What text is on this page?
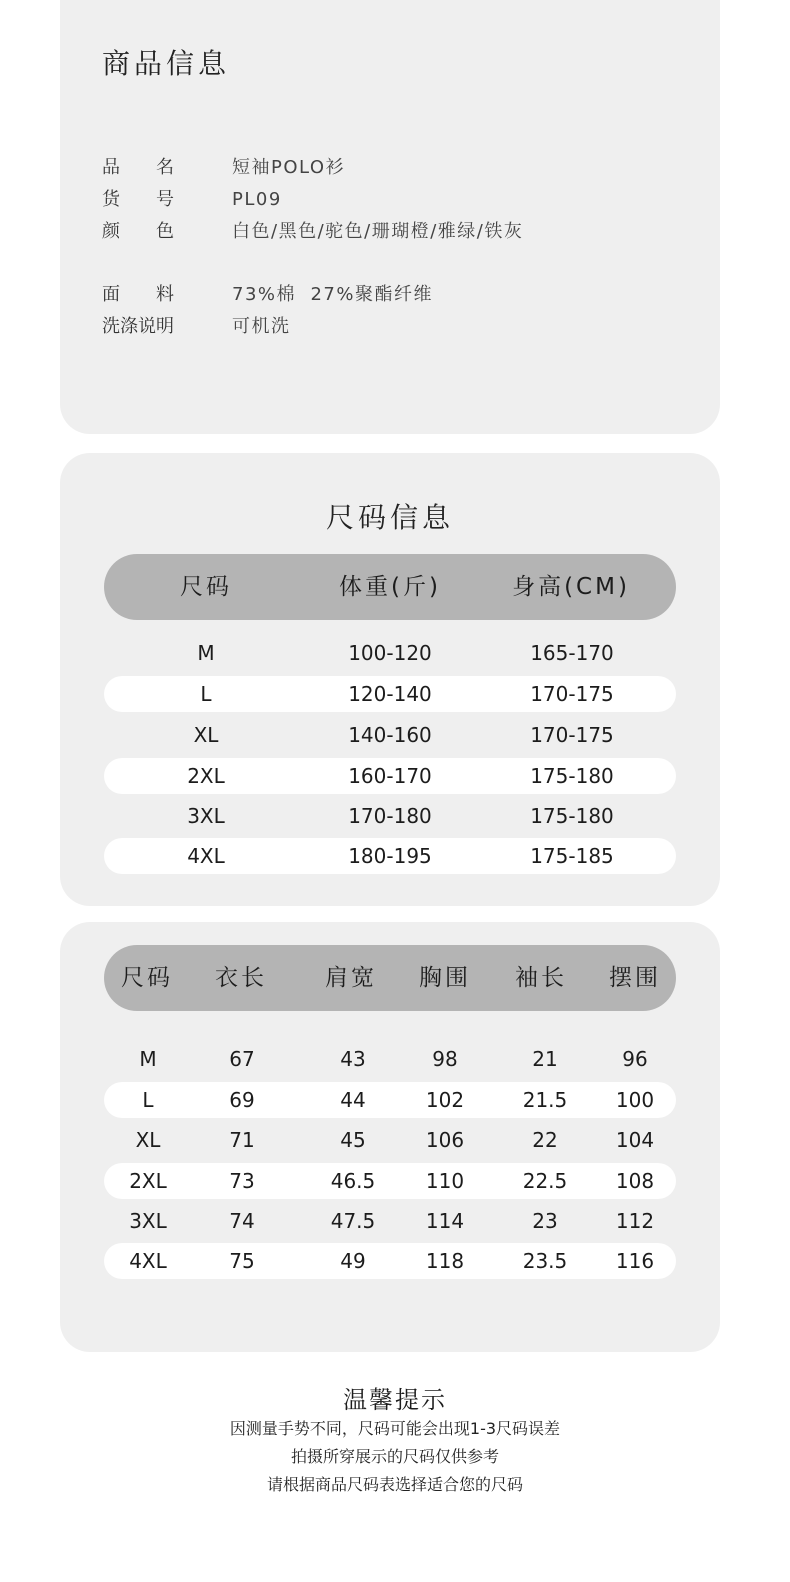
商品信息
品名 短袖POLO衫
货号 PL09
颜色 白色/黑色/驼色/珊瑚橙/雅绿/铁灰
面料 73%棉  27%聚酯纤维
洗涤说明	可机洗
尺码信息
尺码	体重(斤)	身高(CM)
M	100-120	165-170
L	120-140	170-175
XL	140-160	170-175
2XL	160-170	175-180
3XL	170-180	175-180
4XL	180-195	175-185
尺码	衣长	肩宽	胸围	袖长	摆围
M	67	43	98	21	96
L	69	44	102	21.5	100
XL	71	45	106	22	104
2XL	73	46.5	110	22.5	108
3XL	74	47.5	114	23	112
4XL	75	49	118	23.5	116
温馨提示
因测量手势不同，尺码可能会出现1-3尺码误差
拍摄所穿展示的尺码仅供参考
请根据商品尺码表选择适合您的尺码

-.-.-

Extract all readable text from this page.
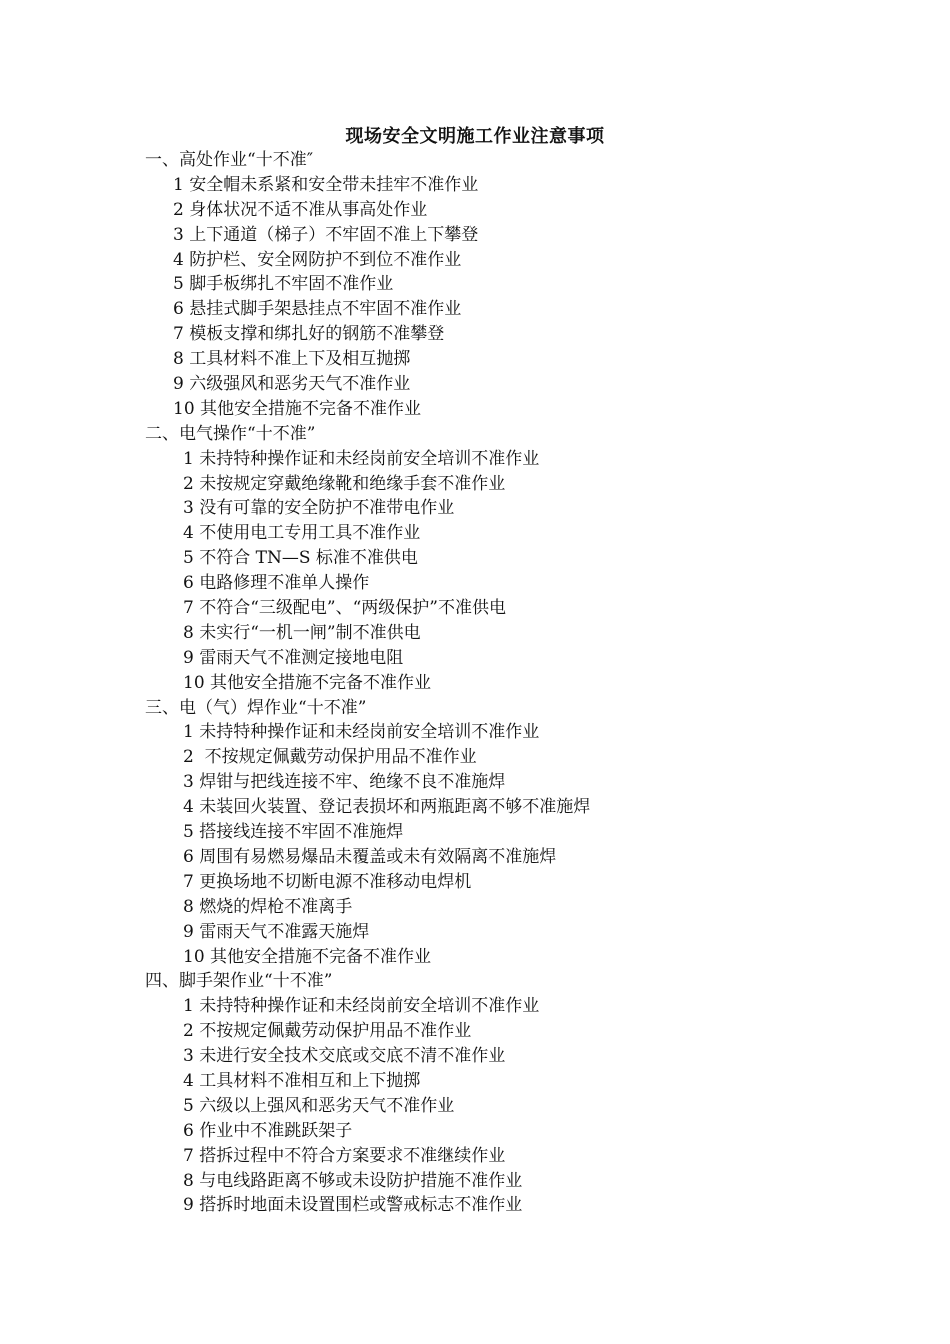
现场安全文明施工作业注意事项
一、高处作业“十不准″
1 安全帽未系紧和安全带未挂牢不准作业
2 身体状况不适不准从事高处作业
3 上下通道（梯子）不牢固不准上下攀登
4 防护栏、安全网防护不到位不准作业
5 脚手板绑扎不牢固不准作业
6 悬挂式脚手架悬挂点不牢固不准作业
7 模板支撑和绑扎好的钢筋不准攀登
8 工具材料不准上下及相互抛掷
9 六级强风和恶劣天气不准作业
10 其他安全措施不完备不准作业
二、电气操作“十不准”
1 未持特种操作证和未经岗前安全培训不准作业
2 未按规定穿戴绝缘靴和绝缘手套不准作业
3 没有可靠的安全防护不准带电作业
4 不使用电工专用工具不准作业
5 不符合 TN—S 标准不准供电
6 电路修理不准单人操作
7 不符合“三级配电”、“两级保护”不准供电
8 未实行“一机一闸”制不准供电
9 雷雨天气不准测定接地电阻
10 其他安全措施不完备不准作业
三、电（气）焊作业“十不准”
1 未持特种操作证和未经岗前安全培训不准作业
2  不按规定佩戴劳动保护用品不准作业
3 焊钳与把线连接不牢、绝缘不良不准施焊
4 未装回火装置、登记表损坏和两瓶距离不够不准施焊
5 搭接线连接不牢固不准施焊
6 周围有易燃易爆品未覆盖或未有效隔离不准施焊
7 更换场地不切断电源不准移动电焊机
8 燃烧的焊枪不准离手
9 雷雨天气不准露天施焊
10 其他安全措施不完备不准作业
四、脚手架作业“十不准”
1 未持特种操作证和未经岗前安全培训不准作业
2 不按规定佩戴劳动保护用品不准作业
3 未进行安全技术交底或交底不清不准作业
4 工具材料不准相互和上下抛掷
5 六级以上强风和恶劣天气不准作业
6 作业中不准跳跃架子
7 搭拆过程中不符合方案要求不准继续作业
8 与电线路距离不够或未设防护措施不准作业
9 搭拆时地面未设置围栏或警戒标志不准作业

-.-.-

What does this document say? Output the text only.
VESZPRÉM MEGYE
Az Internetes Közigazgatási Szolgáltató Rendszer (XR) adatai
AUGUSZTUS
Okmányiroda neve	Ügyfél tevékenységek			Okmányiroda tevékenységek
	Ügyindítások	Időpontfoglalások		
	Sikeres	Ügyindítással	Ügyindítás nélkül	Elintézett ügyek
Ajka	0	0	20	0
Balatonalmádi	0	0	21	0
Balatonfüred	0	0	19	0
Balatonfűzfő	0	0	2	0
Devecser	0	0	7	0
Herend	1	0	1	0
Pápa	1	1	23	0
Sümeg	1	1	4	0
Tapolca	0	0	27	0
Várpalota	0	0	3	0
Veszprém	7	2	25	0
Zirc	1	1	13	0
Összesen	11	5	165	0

-.-.-

> **Task brief**
In the entries above, find each line with the word "What" and copy it.

> **Correct response**
What text is on this page?
What does this document say? Output the text only.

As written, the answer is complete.